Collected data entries
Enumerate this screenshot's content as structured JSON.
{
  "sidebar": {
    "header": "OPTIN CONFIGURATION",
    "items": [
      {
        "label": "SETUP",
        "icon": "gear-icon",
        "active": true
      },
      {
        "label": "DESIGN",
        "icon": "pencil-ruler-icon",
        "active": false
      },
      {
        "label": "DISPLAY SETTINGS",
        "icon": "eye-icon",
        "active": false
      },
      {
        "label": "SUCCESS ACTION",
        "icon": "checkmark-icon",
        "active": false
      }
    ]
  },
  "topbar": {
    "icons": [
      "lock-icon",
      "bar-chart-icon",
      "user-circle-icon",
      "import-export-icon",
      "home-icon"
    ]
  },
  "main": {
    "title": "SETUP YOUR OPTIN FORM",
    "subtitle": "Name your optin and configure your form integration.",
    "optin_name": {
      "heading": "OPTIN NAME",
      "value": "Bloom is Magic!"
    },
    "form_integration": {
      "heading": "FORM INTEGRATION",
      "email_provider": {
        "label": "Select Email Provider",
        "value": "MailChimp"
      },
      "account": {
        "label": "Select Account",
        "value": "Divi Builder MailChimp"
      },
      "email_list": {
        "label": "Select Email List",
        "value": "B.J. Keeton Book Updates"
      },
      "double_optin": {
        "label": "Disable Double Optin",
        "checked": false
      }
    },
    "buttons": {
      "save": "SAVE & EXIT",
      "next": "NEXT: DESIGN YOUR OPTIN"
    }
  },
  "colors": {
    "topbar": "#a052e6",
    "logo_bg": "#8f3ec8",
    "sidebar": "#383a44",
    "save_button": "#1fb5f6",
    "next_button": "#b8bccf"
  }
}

> _DIRECTIONS FOR THIS TASK_
Search the listing above for the string "SETUP". Copy every line that contains it.

> _RESULT_
        "label": "SETUP",
    "title": "SETUP YOUR OPTIN FORM",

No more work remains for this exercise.